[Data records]
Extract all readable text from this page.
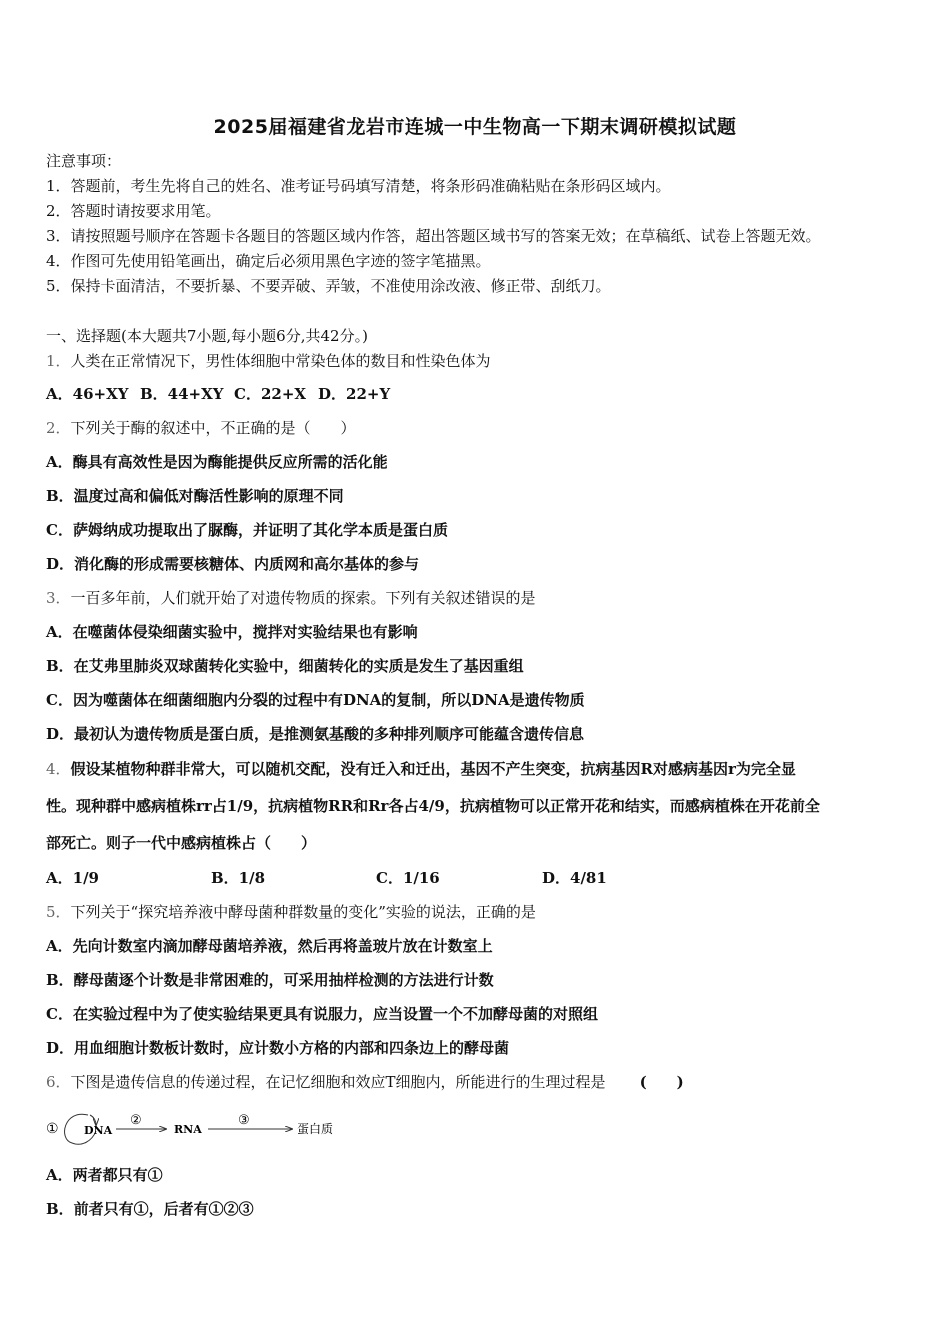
2025届福建省龙岩市连城一中生物高一下期末调研模拟试题
注意事项：
1．答题前，考生先将自己的姓名、准考证号码填写清楚，将条形码准确粘贴在条形码区域内。
2．答题时请按要求用笔。
3．请按照题号顺序在答题卡各题目的答题区域内作答，超出答题区域书写的答案无效；在草稿纸、试卷上答题无效。
4．作图可先使用铅笔画出，确定后必须用黑色字迹的签字笔描黑。
5．保持卡面清洁，不要折暴、不要弄破、弄皱，不准使用涂改液、修正带、刮纸刀。
一、选择题(本大题共7小题,每小题6分,共42分。)
1．人类在正常情况下，男性体细胞中常染色体的数目和性染色体为
A．46+XY B．44+XY C．22+X D．22+Y
2．下列关于酶的叙述中，不正确的是（　　）
A．酶具有高效性是因为酶能提供反应所需的活化能
B．温度过高和偏低对酶活性影响的原理不同
C．萨姆纳成功提取出了脲酶，并证明了其化学本质是蛋白质
D．消化酶的形成需要核糖体、内质网和高尔基体的参与
3．一百多年前，人们就开始了对遗传物质的探索。下列有关叙述错误的是
A．在噬菌体侵染细菌实验中，搅拌对实验结果也有影响
B．在艾弗里肺炎双球菌转化实验中，细菌转化的实质是发生了基因重组
C．因为噬菌体在细菌细胞内分裂的过程中有DNA的复制，所以DNA是遗传物质
D．最初认为遗传物质是蛋白质，是推测氨基酸的多种排列顺序可能蕴含遗传信息
4．假设某植物种群非常大，可以随机交配，没有迁入和迁出，基因不产生突变，抗病基因R对感病基因r为完全显
性。现种群中感病植株rr占1/9，抗病植物RR和Rr各占4/9，抗病植物可以正常开花和结实，而感病植株在开花前全
部死亡。则子一代中感病植株占（　　）
A．1/9	B．1/8	C．1/16	D．4/81
5．下列关于“探究培养液中酵母菌种群数量的变化”实验的说法，正确的是
A．先向计数室内滴加酵母菌培养液，然后再将盖玻片放在计数室上
B．酵母菌逐个计数是非常困难的，可采用抽样检测的方法进行计数
C．在实验过程中为了使实验结果更具有说服力，应当设置一个不加酵母菌的对照组
D．用血细胞计数板计数时，应计数小方格的内部和四条边上的酵母菌
6．下图是遗传信息的传递过程，在记忆细胞和效应T细胞内，所能进行的生理过程是 (　　)
① DNA
②
RNA
③
蛋白质
A．两者都只有①
B．前者只有①，后者有①②③
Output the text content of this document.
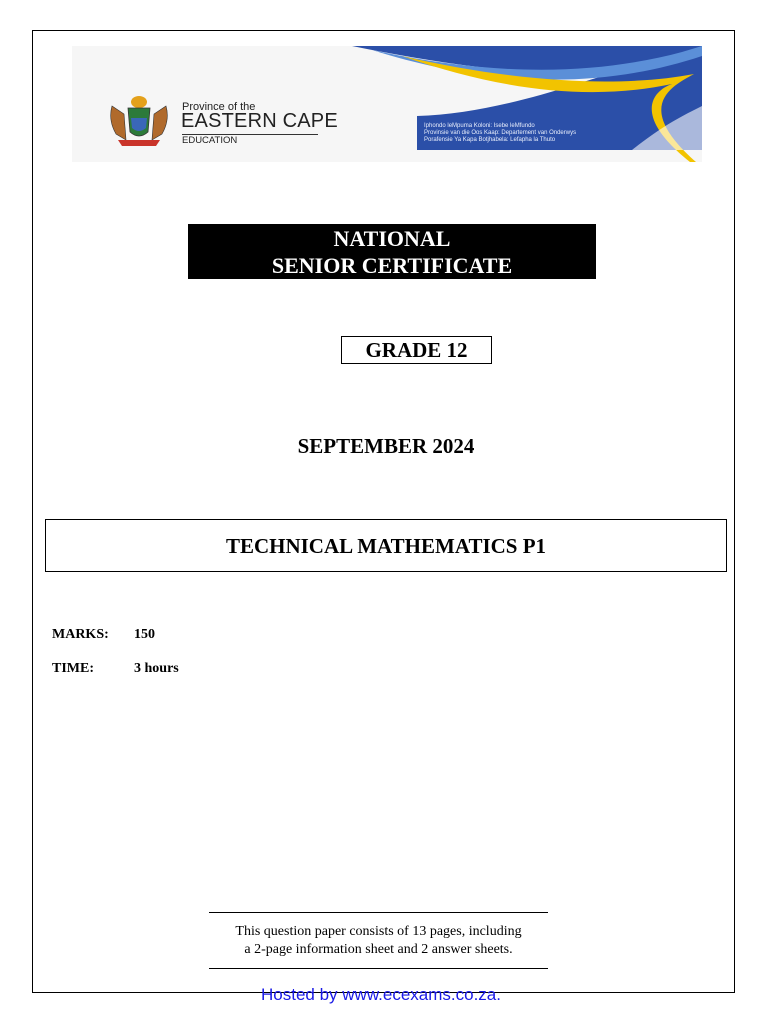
Province of the
EASTERN CAPE
EDUCATION
Iphondo leMpuma Koloni: Isebe leMfundo
Provinsie van die Oos Kaap: Departement van Onderwys
Porafensie Ya Kapa Botjhabela: Lefapha la Thuto
NATIONAL
SENIOR CERTIFICATE
GRADE 12
SEPTEMBER 2024
TECHNICAL MATHEMATICS P1
MARKS: 150
TIME:	3 hours
This question paper consists of 13 pages, including
a 2-page information sheet and 2 answer sheets.
Hosted by www.ecexams.co.za.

* [What the task requires]: Exclude the pictures and transcribe all of the entries exactly.

* [Exercise solution]:
Extract all readable text from this page.
2025届福建省龙岩市连城一中生物高一下期末调研模拟试题
注意事项：
1．答题前，考生先将自己的姓名、准考证号码填写清楚，将条形码准确粘贴在条形码区域内。
2．答题时请按要求用笔。
3．请按照题号顺序在答题卡各题目的答题区域内作答，超出答题区域书写的答案无效；在草稿纸、试卷上答题无效。
4．作图可先使用铅笔画出，确定后必须用黑色字迹的签字笔描黑。
5．保持卡面清洁，不要折暴、不要弄破、弄皱，不准使用涂改液、修正带、刮纸刀。
一、选择题(本大题共7小题,每小题6分,共42分。)
1．人类在正常情况下，男性体细胞中常染色体的数目和性染色体为
A．46+XY B．44+XY C．22+X D．22+Y
2．下列关于酶的叙述中，不正确的是（　　）
A．酶具有高效性是因为酶能提供反应所需的活化能
B．温度过高和偏低对酶活性影响的原理不同
C．萨姆纳成功提取出了脲酶，并证明了其化学本质是蛋白质
D．消化酶的形成需要核糖体、内质网和高尔基体的参与
3．一百多年前，人们就开始了对遗传物质的探索。下列有关叙述错误的是
A．在噬菌体侵染细菌实验中，搅拌对实验结果也有影响
B．在艾弗里肺炎双球菌转化实验中，细菌转化的实质是发生了基因重组
C．因为噬菌体在细菌细胞内分裂的过程中有DNA的复制，所以DNA是遗传物质
D．最初认为遗传物质是蛋白质，是推测氨基酸的多种排列顺序可能蕴含遗传信息
4．假设某植物种群非常大，可以随机交配，没有迁入和迁出，基因不产生突变，抗病基因R对感病基因r为完全显
性。现种群中感病植株rr占1/9，抗病植物RR和Rr各占4/9，抗病植物可以正常开花和结实，而感病植株在开花前全
部死亡。则子一代中感病植株占（　　）
A．1/9	B．1/8	C．1/16	D．4/81
5．下列关于“探究培养液中酵母菌种群数量的变化”实验的说法，正确的是
A．先向计数室内滴加酵母菌培养液，然后再将盖玻片放在计数室上
B．酵母菌逐个计数是非常困难的，可采用抽样检测的方法进行计数
C．在实验过程中为了使实验结果更具有说服力，应当设置一个不加酵母菌的对照组
D．用血细胞计数板计数时，应计数小方格的内部和四条边上的酵母菌
6．下图是遗传信息的传递过程，在记忆细胞和效应T细胞内，所能进行的生理过程是 (　　)
① DNA
②
RNA
③
蛋白质
A．两者都只有①
B．前者只有①，后者有①②③
Output the text content of this document.
Province of the
EASTERN CAPE
EDUCATION
Iphondo leMpuma Koloni: Isebe leMfundo
Provinsie van die Oos Kaap: Departement van Onderwys
Porafensie Ya Kapa Botjhabela: Lefapha la Thuto
NATIONAL
SENIOR CERTIFICATE
GRADE 12
SEPTEMBER 2024
TECHNICAL MATHEMATICS P1
MARKS: 150
TIME:	3 hours
This question paper consists of 13 pages, including
a 2-page information sheet and 2 answer sheets.
Hosted by www.ecexams.co.za.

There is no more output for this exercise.